◆ Work required ◆
Send back the entries below exactly as they appear.

◆ Data for the task ◆
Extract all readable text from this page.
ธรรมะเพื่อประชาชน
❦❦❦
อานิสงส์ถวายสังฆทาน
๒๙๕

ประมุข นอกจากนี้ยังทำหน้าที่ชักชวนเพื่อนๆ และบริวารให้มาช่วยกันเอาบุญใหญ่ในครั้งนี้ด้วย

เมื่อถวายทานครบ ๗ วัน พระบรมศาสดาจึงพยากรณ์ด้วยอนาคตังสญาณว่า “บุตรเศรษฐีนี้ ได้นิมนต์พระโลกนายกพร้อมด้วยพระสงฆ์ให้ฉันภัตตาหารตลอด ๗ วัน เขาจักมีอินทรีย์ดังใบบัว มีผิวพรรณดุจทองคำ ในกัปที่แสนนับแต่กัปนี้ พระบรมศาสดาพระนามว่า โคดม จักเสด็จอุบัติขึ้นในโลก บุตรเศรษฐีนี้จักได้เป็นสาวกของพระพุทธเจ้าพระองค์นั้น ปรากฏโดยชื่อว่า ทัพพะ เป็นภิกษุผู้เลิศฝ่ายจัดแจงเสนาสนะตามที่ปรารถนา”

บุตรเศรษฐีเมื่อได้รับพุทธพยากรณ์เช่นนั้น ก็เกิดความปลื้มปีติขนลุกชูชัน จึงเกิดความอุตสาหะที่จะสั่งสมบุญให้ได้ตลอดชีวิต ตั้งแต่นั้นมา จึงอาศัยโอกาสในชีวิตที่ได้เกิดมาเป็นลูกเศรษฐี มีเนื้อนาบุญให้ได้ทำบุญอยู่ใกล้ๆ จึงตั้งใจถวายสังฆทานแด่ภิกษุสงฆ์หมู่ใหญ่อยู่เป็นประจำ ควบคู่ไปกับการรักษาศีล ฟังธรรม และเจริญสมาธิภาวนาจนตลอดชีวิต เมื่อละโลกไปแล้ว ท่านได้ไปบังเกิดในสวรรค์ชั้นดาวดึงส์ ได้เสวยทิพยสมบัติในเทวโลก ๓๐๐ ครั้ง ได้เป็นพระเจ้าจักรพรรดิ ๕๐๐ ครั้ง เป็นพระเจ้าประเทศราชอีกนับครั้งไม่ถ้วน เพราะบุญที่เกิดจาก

◆ Correct answer ◆
Extract all readable text from this page.
ธรรมะเพื่อประชาชน
❦❦❦
อานิสงส์ถวายสังฆทาน
๒๙๕

ประมุข นอกจากนี้ยังทำหน้าที่ชักชวนเพื่อนๆ และบริวารให้มาช่วยกันเอาบุญใหญ่ในครั้งนี้ด้วย

เมื่อถวายทานครบ ๗ วัน พระบรมศาสดาจึงพยากรณ์ด้วยอนาคตังสญาณว่า “บุตรเศรษฐีนี้ ได้นิมนต์พระโลกนายกพร้อมด้วยพระสงฆ์ให้ฉันภัตตาหารตลอด ๗ วัน เขาจักมีอินทรีย์ดังใบบัว มีผิวพรรณดุจทองคำ ในกัปที่แสนนับแต่กัปนี้ พระบรมศาสดาพระนามว่า โคดม จักเสด็จอุบัติขึ้นในโลก บุตรเศรษฐีนี้จักได้เป็นสาวกของพระพุทธเจ้าพระองค์นั้น ปรากฏโดยชื่อว่า ทัพพะ เป็นภิกษุผู้เลิศฝ่ายจัดแจงเสนาสนะตามที่ปรารถนา”

บุตรเศรษฐีเมื่อได้รับพุทธพยากรณ์เช่นนั้น ก็เกิดความปลื้มปีติขนลุกชูชัน จึงเกิดความอุตสาหะที่จะสั่งสมบุญให้ได้ตลอดชีวิต ตั้งแต่นั้นมา จึงอาศัยโอกาสในชีวิตที่ได้เกิดมาเป็นลูกเศรษฐี มีเนื้อนาบุญให้ได้ทำบุญอยู่ใกล้ๆ จึงตั้งใจถวายสังฆทานแด่ภิกษุสงฆ์หมู่ใหญ่อยู่เป็นประจำ ควบคู่ไปกับการรักษาศีล ฟังธรรม และเจริญสมาธิภาวนาจนตลอดชีวิต เมื่อละโลกไปแล้ว ท่านได้ไปบังเกิดในสวรรค์ชั้นดาวดึงส์ ได้เสวยทิพยสมบัติในเทวโลก ๓๐๐ ครั้ง ได้เป็นพระเจ้าจักรพรรดิ ๕๐๐ ครั้ง เป็นพระเจ้าประเทศราชอีกนับครั้งไม่ถ้วน เพราะบุญที่เกิดจาก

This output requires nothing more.